------ Stored rows ------
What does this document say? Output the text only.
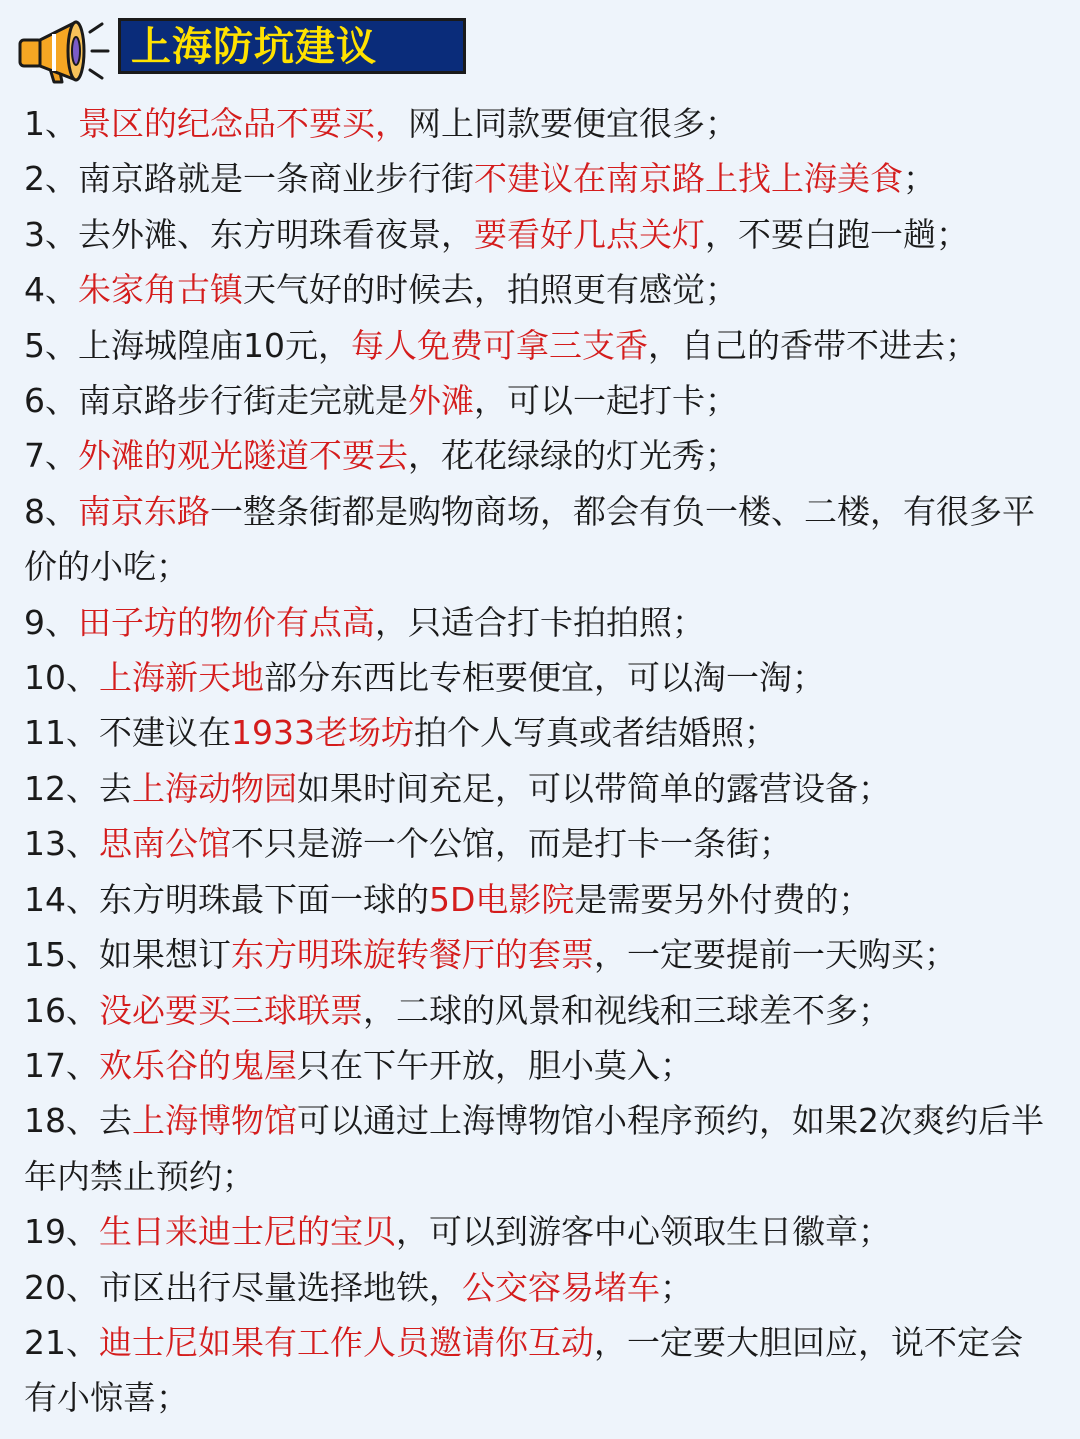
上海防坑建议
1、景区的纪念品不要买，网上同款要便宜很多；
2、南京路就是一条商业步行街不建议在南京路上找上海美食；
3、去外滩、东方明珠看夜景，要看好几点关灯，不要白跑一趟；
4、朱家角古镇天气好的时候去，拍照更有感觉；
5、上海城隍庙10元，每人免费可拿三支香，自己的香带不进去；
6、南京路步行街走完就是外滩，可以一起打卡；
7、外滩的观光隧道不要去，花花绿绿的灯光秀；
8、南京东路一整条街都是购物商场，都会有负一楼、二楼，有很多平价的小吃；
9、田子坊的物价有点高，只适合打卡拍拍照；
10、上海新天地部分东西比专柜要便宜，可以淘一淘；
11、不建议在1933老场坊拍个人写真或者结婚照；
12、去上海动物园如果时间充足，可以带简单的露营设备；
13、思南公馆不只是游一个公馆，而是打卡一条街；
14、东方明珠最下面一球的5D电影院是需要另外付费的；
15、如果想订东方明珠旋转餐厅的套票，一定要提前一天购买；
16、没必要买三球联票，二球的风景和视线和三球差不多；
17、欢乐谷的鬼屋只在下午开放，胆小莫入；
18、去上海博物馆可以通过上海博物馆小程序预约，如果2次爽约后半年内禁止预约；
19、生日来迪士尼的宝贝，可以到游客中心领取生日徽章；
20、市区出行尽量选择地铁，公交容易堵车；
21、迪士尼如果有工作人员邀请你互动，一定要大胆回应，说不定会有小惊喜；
------
— Short exercise —
Write out the listing word for word, omitting the pictures it holds.

— Output of the exercise —
What does this document say? Output the text only.
上海防坑建议
1、景区的纪念品不要买，网上同款要便宜很多；
2、南京路就是一条商业步行街不建议在南京路上找上海美食；
3、去外滩、东方明珠看夜景，要看好几点关灯，不要白跑一趟；
4、朱家角古镇天气好的时候去，拍照更有感觉；
5、上海城隍庙10元，每人免费可拿三支香，自己的香带不进去；
6、南京路步行街走完就是外滩，可以一起打卡；
7、外滩的观光隧道不要去，花花绿绿的灯光秀；
8、南京东路一整条街都是购物商场，都会有负一楼、二楼，有很多平价的小吃；
9、田子坊的物价有点高，只适合打卡拍拍照；
10、上海新天地部分东西比专柜要便宜，可以淘一淘；
11、不建议在1933老场坊拍个人写真或者结婚照；
12、去上海动物园如果时间充足，可以带简单的露营设备；
13、思南公馆不只是游一个公馆，而是打卡一条街；
14、东方明珠最下面一球的5D电影院是需要另外付费的；
15、如果想订东方明珠旋转餐厅的套票，一定要提前一天购买；
16、没必要买三球联票，二球的风景和视线和三球差不多；
17、欢乐谷的鬼屋只在下午开放，胆小莫入；
18、去上海博物馆可以通过上海博物馆小程序预约，如果2次爽约后半年内禁止预约；
19、生日来迪士尼的宝贝，可以到游客中心领取生日徽章；
20、市区出行尽量选择地铁，公交容易堵车；
21、迪士尼如果有工作人员邀请你互动，一定要大胆回应，说不定会有小惊喜；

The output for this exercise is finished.